OBJECTIVE: Under this task are some entries; return every one of them exactly.

Dataset records:
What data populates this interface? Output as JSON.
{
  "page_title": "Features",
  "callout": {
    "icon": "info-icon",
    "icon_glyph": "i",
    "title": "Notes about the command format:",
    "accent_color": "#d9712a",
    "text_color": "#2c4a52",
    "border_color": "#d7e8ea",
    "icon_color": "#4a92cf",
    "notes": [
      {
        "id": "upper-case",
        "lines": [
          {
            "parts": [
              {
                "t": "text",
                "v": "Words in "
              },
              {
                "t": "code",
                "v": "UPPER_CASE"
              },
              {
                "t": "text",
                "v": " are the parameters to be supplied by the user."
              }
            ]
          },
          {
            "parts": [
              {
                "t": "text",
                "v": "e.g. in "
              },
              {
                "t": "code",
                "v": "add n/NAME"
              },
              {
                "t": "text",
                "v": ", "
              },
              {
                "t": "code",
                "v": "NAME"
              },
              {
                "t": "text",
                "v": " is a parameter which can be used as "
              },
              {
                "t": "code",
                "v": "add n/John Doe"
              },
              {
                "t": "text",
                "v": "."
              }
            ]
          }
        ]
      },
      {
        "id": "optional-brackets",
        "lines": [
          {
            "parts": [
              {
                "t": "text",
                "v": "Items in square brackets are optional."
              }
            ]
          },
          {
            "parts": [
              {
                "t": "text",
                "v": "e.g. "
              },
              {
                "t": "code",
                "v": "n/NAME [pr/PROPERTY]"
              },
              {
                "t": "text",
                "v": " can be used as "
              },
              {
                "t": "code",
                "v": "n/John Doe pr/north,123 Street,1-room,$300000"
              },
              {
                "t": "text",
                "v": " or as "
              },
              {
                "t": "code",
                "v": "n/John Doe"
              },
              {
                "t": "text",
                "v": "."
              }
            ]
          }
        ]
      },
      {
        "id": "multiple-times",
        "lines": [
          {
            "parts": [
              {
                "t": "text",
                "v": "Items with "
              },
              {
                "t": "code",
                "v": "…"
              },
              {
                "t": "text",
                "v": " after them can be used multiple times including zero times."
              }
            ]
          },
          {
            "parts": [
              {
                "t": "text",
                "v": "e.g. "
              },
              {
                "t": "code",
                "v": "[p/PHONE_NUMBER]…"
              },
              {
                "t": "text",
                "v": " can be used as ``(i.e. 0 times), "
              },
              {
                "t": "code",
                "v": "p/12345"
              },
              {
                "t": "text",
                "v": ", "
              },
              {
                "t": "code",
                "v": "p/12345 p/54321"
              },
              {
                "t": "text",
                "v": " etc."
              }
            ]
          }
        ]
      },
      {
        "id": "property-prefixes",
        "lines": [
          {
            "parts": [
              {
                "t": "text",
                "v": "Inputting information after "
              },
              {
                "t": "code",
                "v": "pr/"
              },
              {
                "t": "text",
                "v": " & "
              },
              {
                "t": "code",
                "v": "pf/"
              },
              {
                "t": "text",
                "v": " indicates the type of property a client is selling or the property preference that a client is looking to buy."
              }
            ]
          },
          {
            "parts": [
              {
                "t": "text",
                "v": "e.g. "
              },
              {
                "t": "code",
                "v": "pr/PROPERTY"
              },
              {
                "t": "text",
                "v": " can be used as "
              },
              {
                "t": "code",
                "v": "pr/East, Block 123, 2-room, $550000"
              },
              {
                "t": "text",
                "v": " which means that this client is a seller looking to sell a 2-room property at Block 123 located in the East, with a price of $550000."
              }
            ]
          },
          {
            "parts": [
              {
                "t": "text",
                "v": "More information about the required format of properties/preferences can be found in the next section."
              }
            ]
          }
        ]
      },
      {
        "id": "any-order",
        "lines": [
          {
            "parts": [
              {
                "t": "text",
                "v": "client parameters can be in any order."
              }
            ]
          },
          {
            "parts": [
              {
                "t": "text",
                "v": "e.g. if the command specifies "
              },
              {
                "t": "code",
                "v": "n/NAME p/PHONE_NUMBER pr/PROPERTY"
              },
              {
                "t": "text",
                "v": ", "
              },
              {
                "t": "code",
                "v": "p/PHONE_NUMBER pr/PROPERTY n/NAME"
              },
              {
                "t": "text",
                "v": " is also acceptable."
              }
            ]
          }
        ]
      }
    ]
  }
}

RESPONSE TO THIS TASK:
What data populates this interface? Output as JSON.
{
  "page_title": "Features",
  "callout": {
    "icon": "info-icon",
    "icon_glyph": "i",
    "title": "Notes about the command format:",
    "accent_color": "#d9712a",
    "text_color": "#2c4a52",
    "border_color": "#d7e8ea",
    "icon_color": "#4a92cf",
    "notes": [
      {
        "id": "upper-case",
        "lines": [
          {
            "parts": [
              {
                "t": "text",
                "v": "Words in "
              },
              {
                "t": "code",
                "v": "UPPER_CASE"
              },
              {
                "t": "text",
                "v": " are the parameters to be supplied by the user."
              }
            ]
          },
          {
            "parts": [
              {
                "t": "text",
                "v": "e.g. in "
              },
              {
                "t": "code",
                "v": "add n/NAME"
              },
              {
                "t": "text",
                "v": ", "
              },
              {
                "t": "code",
                "v": "NAME"
              },
              {
                "t": "text",
                "v": " is a parameter which can be used as "
              },
              {
                "t": "code",
                "v": "add n/John Doe"
              },
              {
                "t": "text",
                "v": "."
              }
            ]
          }
        ]
      },
      {
        "id": "optional-brackets",
        "lines": [
          {
            "parts": [
              {
                "t": "text",
                "v": "Items in square brackets are optional."
              }
            ]
          },
          {
            "parts": [
              {
                "t": "text",
                "v": "e.g. "
              },
              {
                "t": "code",
                "v": "n/NAME [pr/PROPERTY]"
              },
              {
                "t": "text",
                "v": " can be used as "
              },
              {
                "t": "code",
                "v": "n/John Doe pr/north,123 Street,1-room,$300000"
              },
              {
                "t": "text",
                "v": " or as "
              },
              {
                "t": "code",
                "v": "n/John Doe"
              },
              {
                "t": "text",
                "v": "."
              }
            ]
          }
        ]
      },
      {
        "id": "multiple-times",
        "lines": [
          {
            "parts": [
              {
                "t": "text",
                "v": "Items with "
              },
              {
                "t": "code",
                "v": "…"
              },
              {
                "t": "text",
                "v": " after them can be used multiple times including zero times."
              }
            ]
          },
          {
            "parts": [
              {
                "t": "text",
                "v": "e.g. "
              },
              {
                "t": "code",
                "v": "[p/PHONE_NUMBER]…"
              },
              {
                "t": "text",
                "v": " can be used as ``(i.e. 0 times), "
              },
              {
                "t": "code",
                "v": "p/12345"
              },
              {
                "t": "text",
                "v": ", "
              },
              {
                "t": "code",
                "v": "p/12345 p/54321"
              },
              {
                "t": "text",
                "v": " etc."
              }
            ]
          }
        ]
      },
      {
        "id": "property-prefixes",
        "lines": [
          {
            "parts": [
              {
                "t": "text",
                "v": "Inputting information after "
              },
              {
                "t": "code",
                "v": "pr/"
              },
              {
                "t": "text",
                "v": " & "
              },
              {
                "t": "code",
                "v": "pf/"
              },
              {
                "t": "text",
                "v": " indicates the type of property a client is selling or the property preference that a client is looking to buy."
              }
            ]
          },
          {
            "parts": [
              {
                "t": "text",
                "v": "e.g. "
              },
              {
                "t": "code",
                "v": "pr/PROPERTY"
              },
              {
                "t": "text",
                "v": " can be used as "
              },
              {
                "t": "code",
                "v": "pr/East, Block 123, 2-room, $550000"
              },
              {
                "t": "text",
                "v": " which means that this client is a seller looking to sell a 2-room property at Block 123 located in the East, with a price of $550000."
              }
            ]
          },
          {
            "parts": [
              {
                "t": "text",
                "v": "More information about the required format of properties/preferences can be found in the next section."
              }
            ]
          }
        ]
      },
      {
        "id": "any-order",
        "lines": [
          {
            "parts": [
              {
                "t": "text",
                "v": "client parameters can be in any order."
              }
            ]
          },
          {
            "parts": [
              {
                "t": "text",
                "v": "e.g. if the command specifies "
              },
              {
                "t": "code",
                "v": "n/NAME p/PHONE_NUMBER pr/PROPERTY"
              },
              {
                "t": "text",
                "v": ", "
              },
              {
                "t": "code",
                "v": "p/PHONE_NUMBER pr/PROPERTY n/NAME"
              },
              {
                "t": "text",
                "v": " is also acceptable."
              }
            ]
          }
        ]
      }
    ]
  }
}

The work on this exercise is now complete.